▶ _Objective_
Keep the pictures out of the copy and repeat the records exactly.

(Data excerpts)
|---|

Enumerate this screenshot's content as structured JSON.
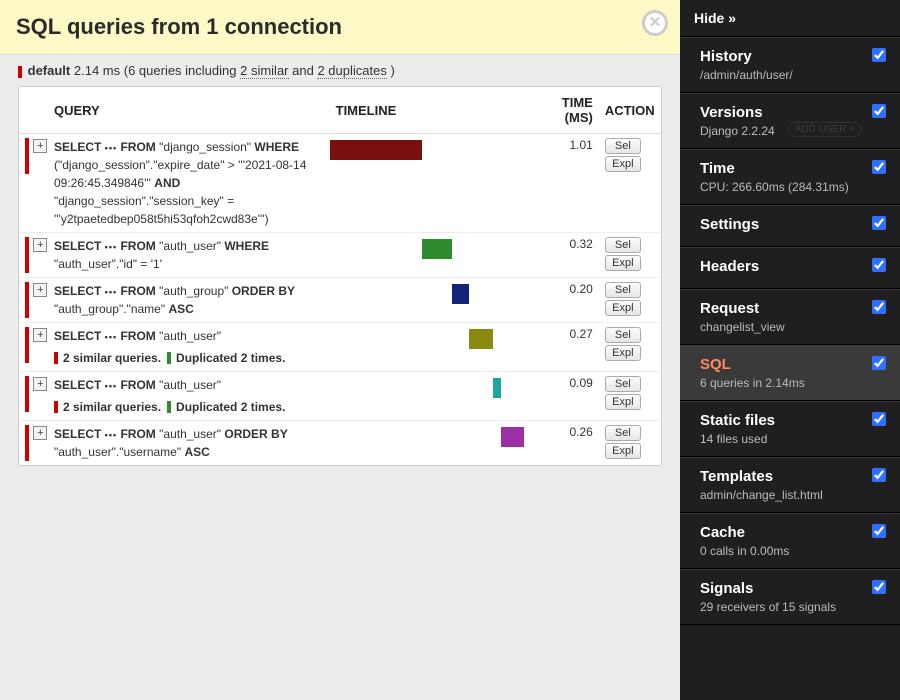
{
  "banner": {
    "title": "SQL queries from 1 connection"
  },
  "summary": {
    "conn_name": "default",
    "total_time": "2.14 ms",
    "query_count_phrase": "(6 queries including ",
    "similar_link": "2 similar",
    "and_word": " and ",
    "dup_link": "2 duplicates",
    "close_paren": " )"
  },
  "table": {
    "headers": {
      "query": "QUERY",
      "timeline": "TIMELINE",
      "time": "TIME (MS)",
      "action": "ACTION"
    },
    "action_labels": {
      "sel": "Sel",
      "expl": "Expl"
    },
    "expand_glyph": "+",
    "rows": [
      {
        "sql_prefix": "SELECT",
        "sql_mid": "FROM",
        "sql_table": "\"django_session\"",
        "sql_tail": " WHERE (\"django_session\".\"expire_date\" > '''2021-08-14 09:26:45.349846''' AND \"django_session\".\"session_key\" = '''y2tpaetedbep058t5hi53qfoh2cwd83e''')",
        "time": "1.01",
        "bar": {
          "left_pct": 0,
          "width_pct": 47,
          "color": "#7a0f0f"
        },
        "notes": []
      },
      {
        "sql_prefix": "SELECT",
        "sql_mid": "FROM",
        "sql_table": "\"auth_user\"",
        "sql_tail": " WHERE \"auth_user\".\"id\" = '1'",
        "time": "0.32",
        "bar": {
          "left_pct": 47,
          "width_pct": 15,
          "color": "#2e8b2e"
        },
        "notes": []
      },
      {
        "sql_prefix": "SELECT",
        "sql_mid": "FROM",
        "sql_table": "\"auth_group\"",
        "sql_tail": " ORDER BY \"auth_group\".\"name\" ASC",
        "time": "0.20",
        "bar": {
          "left_pct": 62,
          "width_pct": 9,
          "color": "#14237a"
        },
        "notes": []
      },
      {
        "sql_prefix": "SELECT",
        "sql_mid": "FROM",
        "sql_table": "\"auth_user\"",
        "sql_tail": "",
        "time": "0.27",
        "bar": {
          "left_pct": 71,
          "width_pct": 12,
          "color": "#8a8a12"
        },
        "notes": [
          {
            "kind": "sim",
            "text": "2 similar queries."
          },
          {
            "kind": "dup",
            "text": "Duplicated 2 times."
          }
        ]
      },
      {
        "sql_prefix": "SELECT",
        "sql_mid": "FROM",
        "sql_table": "\"auth_user\"",
        "sql_tail": "",
        "time": "0.09",
        "bar": {
          "left_pct": 83,
          "width_pct": 4,
          "color": "#1aa6a0"
        },
        "notes": [
          {
            "kind": "sim",
            "text": "2 similar queries."
          },
          {
            "kind": "dup",
            "text": "Duplicated 2 times."
          }
        ]
      },
      {
        "sql_prefix": "SELECT",
        "sql_mid": "FROM",
        "sql_table": "\"auth_user\"",
        "sql_tail": " ORDER BY \"auth_user\".\"username\" ASC",
        "time": "0.26",
        "bar": {
          "left_pct": 87,
          "width_pct": 12,
          "color": "#9b2fa3"
        },
        "notes": []
      }
    ]
  },
  "sidebar": {
    "hide_label": "Hide »",
    "items": [
      {
        "title": "History",
        "sub": "/admin/auth/user/",
        "checked": true,
        "active": false
      },
      {
        "title": "Versions",
        "sub": "Django 2.2.24",
        "checked": true,
        "active": false,
        "ghost": "ADD USER  +"
      },
      {
        "title": "Time",
        "sub": "CPU: 266.60ms (284.31ms)",
        "checked": true,
        "active": false
      },
      {
        "title": "Settings",
        "sub": "",
        "checked": true,
        "active": false
      },
      {
        "title": "Headers",
        "sub": "",
        "checked": true,
        "active": false
      },
      {
        "title": "Request",
        "sub": "changelist_view",
        "checked": true,
        "active": false
      },
      {
        "title": "SQL",
        "sub": "6 queries in 2.14ms",
        "checked": true,
        "active": true
      },
      {
        "title": "Static files",
        "sub": "14 files used",
        "checked": true,
        "active": false
      },
      {
        "title": "Templates",
        "sub": "admin/change_list.html",
        "checked": true,
        "active": false
      },
      {
        "title": "Cache",
        "sub": "0 calls in 0.00ms",
        "checked": true,
        "active": false
      },
      {
        "title": "Signals",
        "sub": "29 receivers of 15 signals",
        "checked": true,
        "active": false
      }
    ]
  }
}
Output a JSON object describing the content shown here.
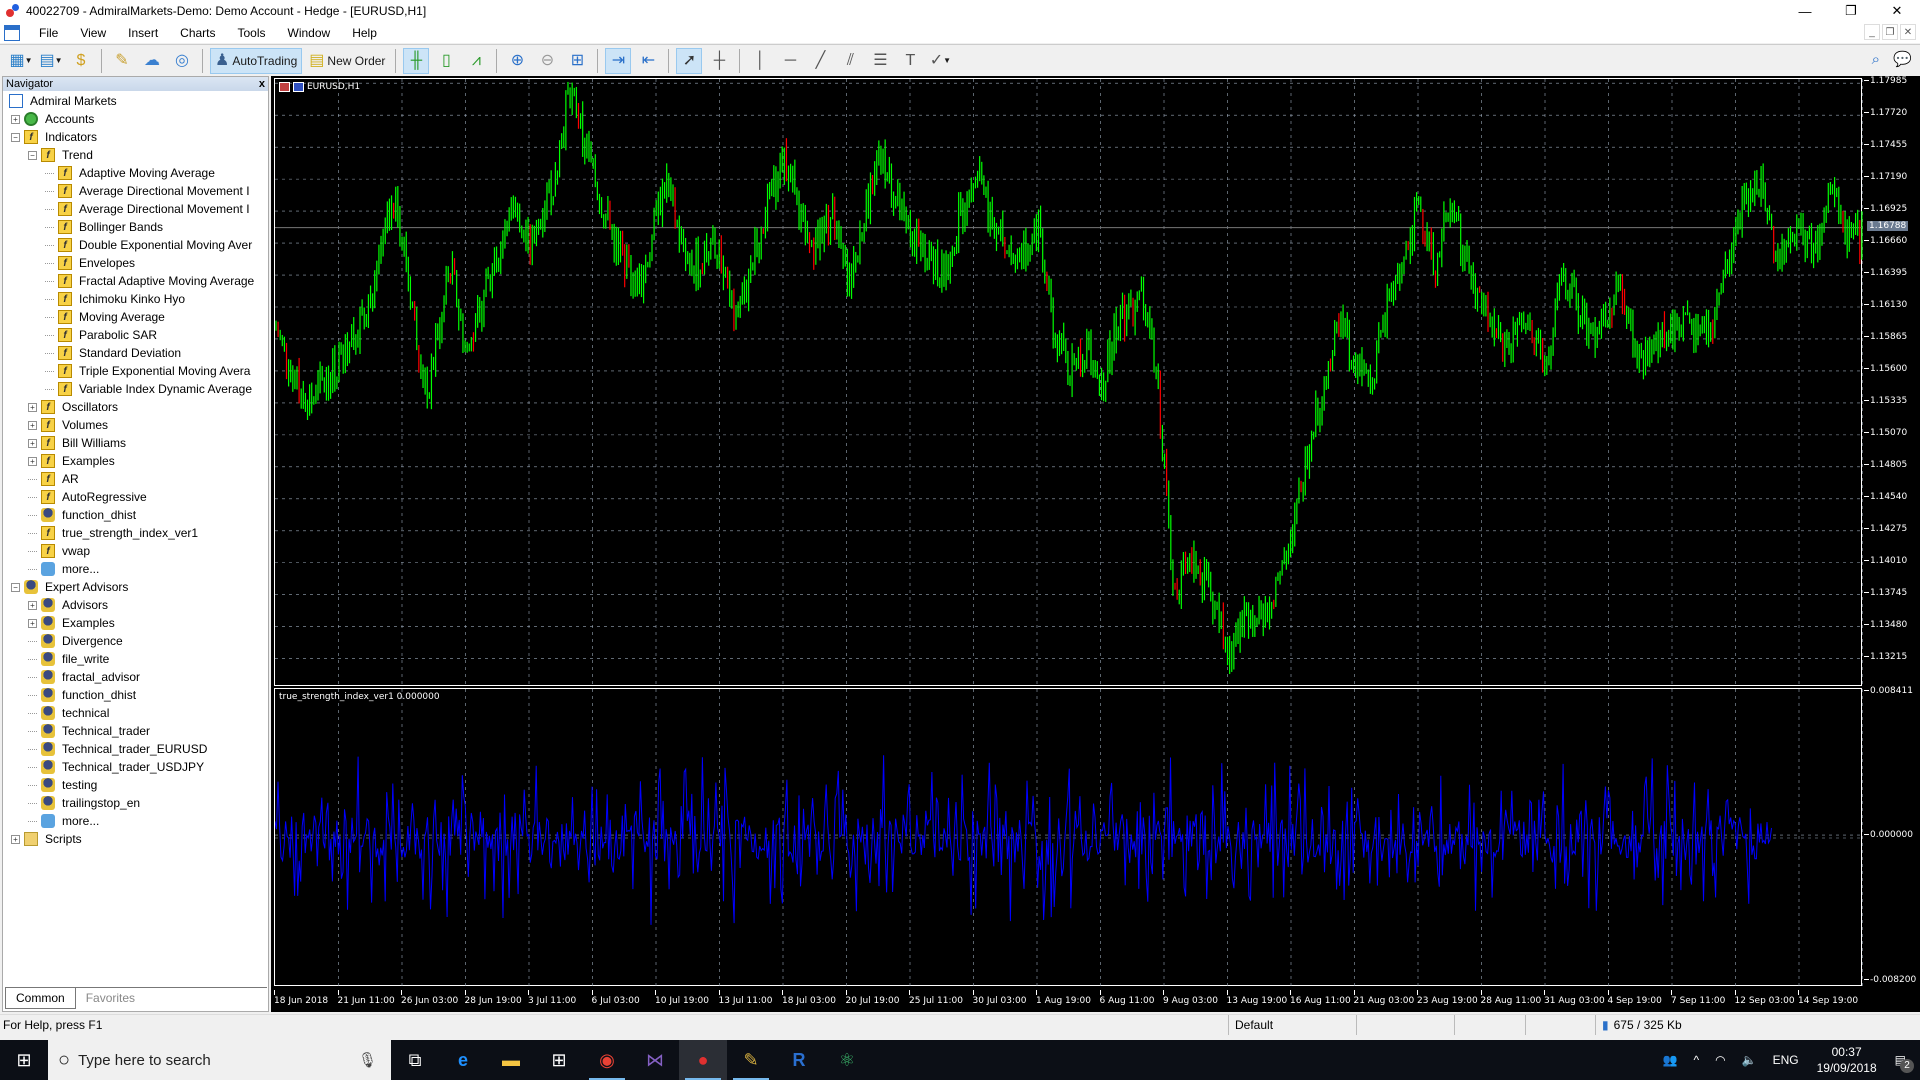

|---|

▶ _Response below_
Enumerate this screenshot's content as structured JSON.
{
  "banner": {
    "title": "SQL queries from 1 connection"
  },
  "summary": {
    "conn_name": "default",
    "total_time": "2.14 ms",
    "query_count_phrase": "(6 queries including ",
    "similar_link": "2 similar",
    "and_word": " and ",
    "dup_link": "2 duplicates",
    "close_paren": " )"
  },
  "table": {
    "headers": {
      "query": "QUERY",
      "timeline": "TIMELINE",
      "time": "TIME (MS)",
      "action": "ACTION"
    },
    "action_labels": {
      "sel": "Sel",
      "expl": "Expl"
    },
    "expand_glyph": "+",
    "rows": [
      {
        "sql_prefix": "SELECT",
        "sql_mid": "FROM",
        "sql_table": "\"django_session\"",
        "sql_tail": " WHERE (\"django_session\".\"expire_date\" > '''2021-08-14 09:26:45.349846''' AND \"django_session\".\"session_key\" = '''y2tpaetedbep058t5hi53qfoh2cwd83e''')",
        "time": "1.01",
        "bar": {
          "left_pct": 0,
          "width_pct": 47,
          "color": "#7a0f0f"
        },
        "notes": []
      },
      {
        "sql_prefix": "SELECT",
        "sql_mid": "FROM",
        "sql_table": "\"auth_user\"",
        "sql_tail": " WHERE \"auth_user\".\"id\" = '1'",
        "time": "0.32",
        "bar": {
          "left_pct": 47,
          "width_pct": 15,
          "color": "#2e8b2e"
        },
        "notes": []
      },
      {
        "sql_prefix": "SELECT",
        "sql_mid": "FROM",
        "sql_table": "\"auth_group\"",
        "sql_tail": " ORDER BY \"auth_group\".\"name\" ASC",
        "time": "0.20",
        "bar": {
          "left_pct": 62,
          "width_pct": 9,
          "color": "#14237a"
        },
        "notes": []
      },
      {
        "sql_prefix": "SELECT",
        "sql_mid": "FROM",
        "sql_table": "\"auth_user\"",
        "sql_tail": "",
        "time": "0.27",
        "bar": {
          "left_pct": 71,
          "width_pct": 12,
          "color": "#8a8a12"
        },
        "notes": [
          {
            "kind": "sim",
            "text": "2 similar queries."
          },
          {
            "kind": "dup",
            "text": "Duplicated 2 times."
          }
        ]
      },
      {
        "sql_prefix": "SELECT",
        "sql_mid": "FROM",
        "sql_table": "\"auth_user\"",
        "sql_tail": "",
        "time": "0.09",
        "bar": {
          "left_pct": 83,
          "width_pct": 4,
          "color": "#1aa6a0"
        },
        "notes": [
          {
            "kind": "sim",
            "text": "2 similar queries."
          },
          {
            "kind": "dup",
            "text": "Duplicated 2 times."
          }
        ]
      },
      {
        "sql_prefix": "SELECT",
        "sql_mid": "FROM",
        "sql_table": "\"auth_user\"",
        "sql_tail": " ORDER BY \"auth_user\".\"username\" ASC",
        "time": "0.26",
        "bar": {
          "left_pct": 87,
          "width_pct": 12,
          "color": "#9b2fa3"
        },
        "notes": []
      }
    ]
  },
  "sidebar": {
    "hide_label": "Hide »",
    "items": [
      {
        "title": "History",
        "sub": "/admin/auth/user/",
        "checked": true,
        "active": false
      },
      {
        "title": "Versions",
        "sub": "Django 2.2.24",
        "checked": true,
        "active": false,
        "ghost": "ADD USER  +"
      },
      {
        "title": "Time",
        "sub": "CPU: 266.60ms (284.31ms)",
        "checked": true,
        "active": false
      },
      {
        "title": "Settings",
        "sub": "",
        "checked": true,
        "active": false
      },
      {
        "title": "Headers",
        "sub": "",
        "checked": true,
        "active": false
      },
      {
        "title": "Request",
        "sub": "changelist_view",
        "checked": true,
        "active": false
      },
      {
        "title": "SQL",
        "sub": "6 queries in 2.14ms",
        "checked": true,
        "active": true
      },
      {
        "title": "Static files",
        "sub": "14 files used",
        "checked": true,
        "active": false
      },
      {
        "title": "Templates",
        "sub": "admin/change_list.html",
        "checked": true,
        "active": false
      },
      {
        "title": "Cache",
        "sub": "0 calls in 0.00ms",
        "checked": true,
        "active": false
      },
      {
        "title": "Signals",
        "sub": "29 receivers of 15 signals",
        "checked": true,
        "active": false
      }
    ]
  }
}
Output a JSON object describing the content shown here.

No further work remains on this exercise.